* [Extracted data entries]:
⟨

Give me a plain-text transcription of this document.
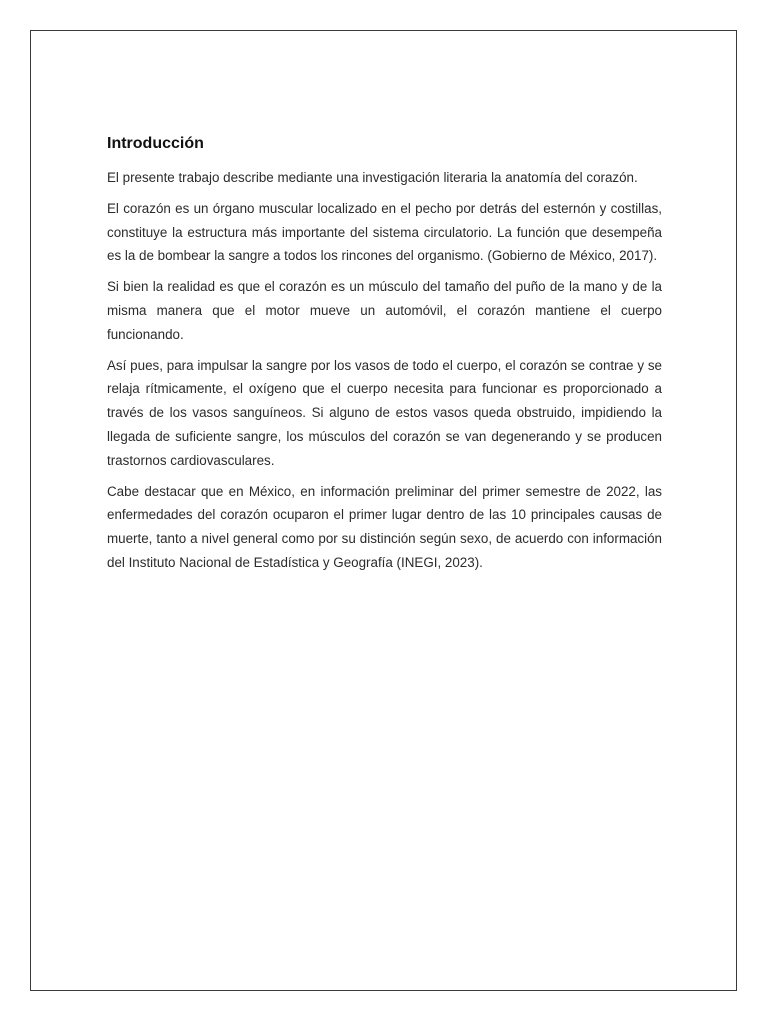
Introducción

El presente trabajo describe mediante una investigación literaria la anatomía del corazón.

El corazón es un órgano muscular localizado en el pecho por detrás del esternón y costillas, constituye la estructura más importante del sistema circulatorio. La función que desempeña es la de bombear la sangre a todos los rincones del organismo. (Gobierno de México, 2017).

Si bien la realidad es que el corazón es un músculo del tamaño del puño de la mano y de la misma manera que el motor mueve un automóvil, el corazón mantiene el cuerpo funcionando.

Así pues, para impulsar la sangre por los vasos de todo el cuerpo, el corazón se contrae y se relaja rítmicamente, el oxígeno que el cuerpo necesita para funcionar es proporcionado a través de los vasos sanguíneos. Si alguno de estos vasos queda obstruido, impidiendo la llegada de suficiente sangre, los músculos del corazón se van degenerando y se producen trastornos cardiovasculares.

Cabe destacar que en México, en información preliminar del primer semestre de 2022, las enfermedades del corazón ocuparon el primer lugar dentro de las 10 principales causas de muerte, tanto a nivel general como por su distinción según sexo, de acuerdo con información del Instituto Nacional de Estadística y Geografía (INEGI, 2023).
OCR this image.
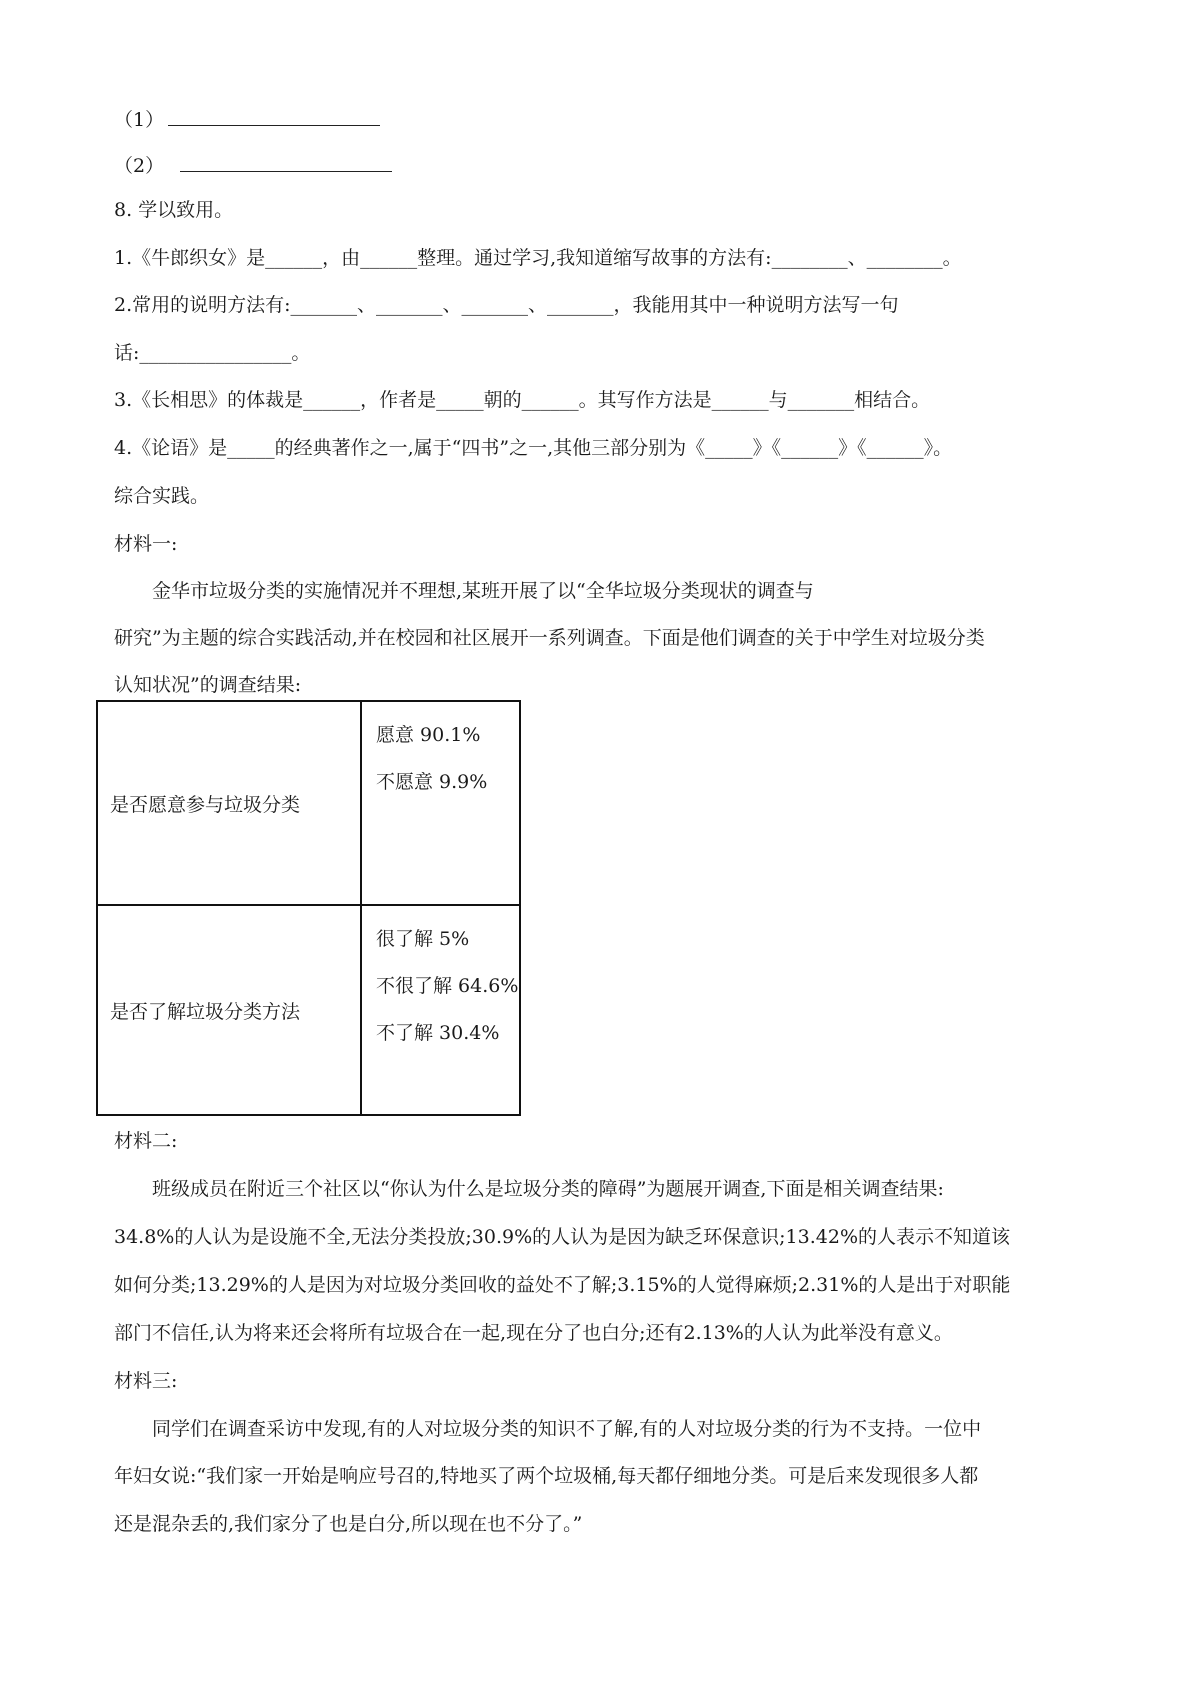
（1）
（2）
8. 学以致用。
1.《牛郎织女》是______，由______整理。通过学习,我知道缩写故事的方法有:________、________。
2.常用的说明方法有:_______、_______、_______、_______，我能用其中一种说明方法写一句
话:________________。
3.《长相思》的体裁是______，作者是_____朝的______。其写作方法是______与_______相结合。
4.《论语》是_____的经典著作之一,属于“四书”之一,其他三部分别为《_____》《______》《______》。
综合实践。
材料一:
金华市垃圾分类的实施情况并不理想,某班开展了以“全华垃圾分类现状的调查与
研究”为主题的综合实践活动,并在校园和社区展开一系列调查。下面是他们调查的关于中学生对垃圾分类
认知状况”的调查结果:
是否愿意参与垃圾分类	愿意 90.1%
不愿意 9.9%

是否了解垃圾分类方法	很了解 5%
不很了解 64.6%
不了解 30.4%
材料二:
班级成员在附近三个社区以“你认为什么是垃圾分类的障碍”为题展开调查,下面是相关调查结果:
34.8%的人认为是设施不全,无法分类投放;30.9%的人认为是因为缺乏环保意识;13.42%的人表示不知道该
如何分类;13.29%的人是因为对垃圾分类回收的益处不了解;3.15%的人觉得麻烦;2.31%的人是出于对职能
部门不信任,认为将来还会将所有垃圾合在一起,现在分了也白分;还有2.13%的人认为此举没有意义。
材料三:
同学们在调查采访中发现,有的人对垃圾分类的知识不了解,有的人对垃圾分类的行为不支持。一位中
年妇女说:“我们家一开始是响应号召的,特地买了两个垃圾桶,每天都仔细地分类。可是后来发现很多人都
还是混杂丢的,我们家分了也是白分,所以现在也不分了。”
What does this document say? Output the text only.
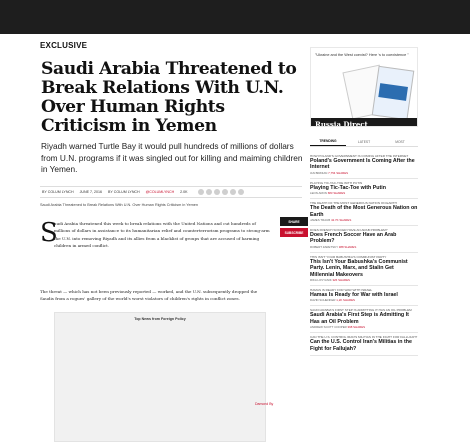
EXCLUSIVE
Saudi Arabia Threatened to Break Relations With U.N. Over Human Rights Criticism in Yemen

Riyadh warned Turtle Bay it would pull hundreds of millions of dollars from U.N. programs if it was singled out for killing and maiming children in Yemen.

BY COLUM LYNCH JUNE 7, 2016 BY COLUM LYNCH @COLUMLYNCH 2.0K
Saudi Arabia Threatened to Break Relations With U.N. Over Human Rights Criticism in Yemen
S

audi Arabia threatened this week to break relations with the United Nations and cut hundreds of millions of dollars in assistance to its humanitarian relief and counterterrorism programs to strong-arm the U.N. into removing Riyadh and its allies from a blacklist of groups that are accused of harming children in armed conflict.

The threat — which has not been previously reported — worked, and the U.N. subsequently dropped the Saudis from a rogues' gallery of the world's worst violators of children's rights in conflict zones.

SHARE
SUBSCRIBE
Top News from Foreign Policy
Damond By
"Ukraine and the West coexist? Here ‘s to coexistence "
Russia Direct
TRENDING	LATEST	MOST
HOW POLAND'S GOVERNMENT IS COMING AFTER THE INTERNET
Poland's Government Is Coming After the Internet
IAN BIRDIAN 7,754 SHARES
PLAYING TIC-TAC-TOE WITH PUTIN
Playing Tic-Tac-Toe with Putin
LEON ARON 683 SHARES
THE DEATH OF THE MOST GENEROUS NATION ON EARTH
The Death of the Most Generous Nation on Earth
JAMES TRAUB 42.7K SHARES
DOES FRENCH SOCCER HAVE AN ARAB PROBLEM?
Does French Soccer Have an Arab Problem?
ROBERT ZARETSKY 388 SHARES
THIS ISN'T YOUR BABUSHKA'S COMMUNIST PARTY
This Isn't Your Babushka's Communist Party. Lenin, Marx, and Stalin Get Millennial Makeovers
RIKA LOVYANIK 326 SHARES
HAMAS IS READY FOR WAR WITH ISRAEL
Hamas Is Ready for War with Israel
DAVID SCHENKER 1,2K SHARES
SAUDI ARABIA'S FIRST STEP IS ADMITTING IT HAS AN OIL PROBLEM
Saudi Arabia's First Step is Admitting It Has an Oil Problem
ANDREW SCOTT COOPER 398 SHARES
CAN THE U.S. CONTROL IRAN'S MILITIAS IN THE FIGHT FOR FALLUJAH?
Can the U.S. Control Iran's Militias in the Fight for Fallujah?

⟩

Copy out the entries verbatim and leave the images out.

* [Task output]:
Give me a plain-text transcription of this document.
Introducción

El presente trabajo describe mediante una investigación literaria la anatomía del corazón.

El corazón es un órgano muscular localizado en el pecho por detrás del esternón y costillas, constituye la estructura más importante del sistema circulatorio. La función que desempeña es la de bombear la sangre a todos los rincones del organismo. (Gobierno de México, 2017).

Si bien la realidad es que el corazón es un músculo del tamaño del puño de la mano y de la misma manera que el motor mueve un automóvil, el corazón mantiene el cuerpo funcionando.

Así pues, para impulsar la sangre por los vasos de todo el cuerpo, el corazón se contrae y se relaja rítmicamente, el oxígeno que el cuerpo necesita para funcionar es proporcionado a través de los vasos sanguíneos. Si alguno de estos vasos queda obstruido, impidiendo la llegada de suficiente sangre, los músculos del corazón se van degenerando y se producen trastornos cardiovasculares.

Cabe destacar que en México, en información preliminar del primer semestre de 2022, las enfermedades del corazón ocuparon el primer lugar dentro de las 10 principales causas de muerte, tanto a nivel general como por su distinción según sexo, de acuerdo con información del Instituto Nacional de Estadística y Geografía (INEGI, 2023).
OCR this image.
（1）
（2）
8. 学以致用。
1.《牛郎织女》是______，由______整理。通过学习,我知道缩写故事的方法有:________、________。
2.常用的说明方法有:_______、_______、_______、_______，我能用其中一种说明方法写一句
话:________________。
3.《长相思》的体裁是______，作者是_____朝的______。其写作方法是______与_______相结合。
4.《论语》是_____的经典著作之一,属于“四书”之一,其他三部分别为《_____》《______》《______》。
综合实践。
材料一:
金华市垃圾分类的实施情况并不理想,某班开展了以“全华垃圾分类现状的调查与
研究”为主题的综合实践活动,并在校园和社区展开一系列调查。下面是他们调查的关于中学生对垃圾分类
认知状况”的调查结果:
是否愿意参与垃圾分类	愿意 90.1%
不愿意 9.9%

是否了解垃圾分类方法	很了解 5%
不很了解 64.6%
不了解 30.4%
材料二:
班级成员在附近三个社区以“你认为什么是垃圾分类的障碍”为题展开调查,下面是相关调查结果:
34.8%的人认为是设施不全,无法分类投放;30.9%的人认为是因为缺乏环保意识;13.42%的人表示不知道该
如何分类;13.29%的人是因为对垃圾分类回收的益处不了解;3.15%的人觉得麻烦;2.31%的人是出于对职能
部门不信任,认为将来还会将所有垃圾合在一起,现在分了也白分;还有2.13%的人认为此举没有意义。
材料三:
同学们在调查采访中发现,有的人对垃圾分类的知识不了解,有的人对垃圾分类的行为不支持。一位中
年妇女说:“我们家一开始是响应号召的,特地买了两个垃圾桶,每天都仔细地分类。可是后来发现很多人都
还是混杂丢的,我们家分了也是白分,所以现在也不分了。”
What does this document say? Output the text only.
EXCLUSIVE
Saudi Arabia Threatened to Break Relations With U.N. Over Human Rights Criticism in Yemen

Riyadh warned Turtle Bay it would pull hundreds of millions of dollars from U.N. programs if it was singled out for killing and maiming children in Yemen.

BY COLUM LYNCH JUNE 7, 2016 BY COLUM LYNCH @COLUMLYNCH 2.0K
Saudi Arabia Threatened to Break Relations With U.N. Over Human Rights Criticism in Yemen
S

audi Arabia threatened this week to break relations with the United Nations and cut hundreds of millions of dollars in assistance to its humanitarian relief and counterterrorism programs to strong-arm the U.N. into removing Riyadh and its allies from a blacklist of groups that are accused of harming children in armed conflict.

The threat — which has not been previously reported — worked, and the U.N. subsequently dropped the Saudis from a rogues' gallery of the world's worst violators of children's rights in conflict zones.

SHARE
SUBSCRIBE
Top News from Foreign Policy
Damond By
"Ukraine and the West coexist? Here ‘s to coexistence "
Russia Direct
TRENDING	LATEST	MOST
HOW POLAND'S GOVERNMENT IS COMING AFTER THE INTERNET
Poland's Government Is Coming After the Internet
IAN BIRDIAN 7,754 SHARES
PLAYING TIC-TAC-TOE WITH PUTIN
Playing Tic-Tac-Toe with Putin
LEON ARON 683 SHARES
THE DEATH OF THE MOST GENEROUS NATION ON EARTH
The Death of the Most Generous Nation on Earth
JAMES TRAUB 42.7K SHARES
DOES FRENCH SOCCER HAVE AN ARAB PROBLEM?
Does French Soccer Have an Arab Problem?
ROBERT ZARETSKY 388 SHARES
THIS ISN'T YOUR BABUSHKA'S COMMUNIST PARTY
This Isn't Your Babushka's Communist Party. Lenin, Marx, and Stalin Get Millennial Makeovers
RIKA LOVYANIK 326 SHARES
HAMAS IS READY FOR WAR WITH ISRAEL
Hamas Is Ready for War with Israel
DAVID SCHENKER 1,2K SHARES
SAUDI ARABIA'S FIRST STEP IS ADMITTING IT HAS AN OIL PROBLEM
Saudi Arabia's First Step is Admitting It Has an Oil Problem
ANDREW SCOTT COOPER 398 SHARES
CAN THE U.S. CONTROL IRAN'S MILITIAS IN THE FIGHT FOR FALLUJAH?
Can the U.S. Control Iran's Militias in the Fight for Fallujah?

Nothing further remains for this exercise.